▶ **WHAT YOU ARE ASKED TO DO**: Locate the lines of the listing below that hold "data", then copy each of them.

+++ RECORDS TO USE +++

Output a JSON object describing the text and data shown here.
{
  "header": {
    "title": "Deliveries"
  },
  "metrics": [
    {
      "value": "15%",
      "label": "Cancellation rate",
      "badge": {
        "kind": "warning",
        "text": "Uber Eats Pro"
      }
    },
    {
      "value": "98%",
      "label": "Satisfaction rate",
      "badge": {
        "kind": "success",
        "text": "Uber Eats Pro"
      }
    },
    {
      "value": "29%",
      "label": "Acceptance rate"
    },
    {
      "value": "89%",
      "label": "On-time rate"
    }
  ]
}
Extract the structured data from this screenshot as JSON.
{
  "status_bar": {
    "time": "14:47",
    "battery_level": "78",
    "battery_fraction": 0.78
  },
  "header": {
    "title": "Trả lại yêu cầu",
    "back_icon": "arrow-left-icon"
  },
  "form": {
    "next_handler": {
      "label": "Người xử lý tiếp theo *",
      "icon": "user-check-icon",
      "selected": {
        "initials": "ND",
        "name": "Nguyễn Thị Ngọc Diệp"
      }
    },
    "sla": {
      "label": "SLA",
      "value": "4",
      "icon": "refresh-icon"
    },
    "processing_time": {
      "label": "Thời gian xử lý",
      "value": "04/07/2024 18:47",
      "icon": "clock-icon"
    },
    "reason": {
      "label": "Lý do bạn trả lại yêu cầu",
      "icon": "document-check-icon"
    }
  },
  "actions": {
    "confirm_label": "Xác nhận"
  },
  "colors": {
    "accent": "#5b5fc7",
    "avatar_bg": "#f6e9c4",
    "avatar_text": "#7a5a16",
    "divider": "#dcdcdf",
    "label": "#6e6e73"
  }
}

+++

▶ **EXERCISE RESPONSE**:
Output a JSON object describing the text and data shown here.
Extract the structured data from this screenshot as JSON.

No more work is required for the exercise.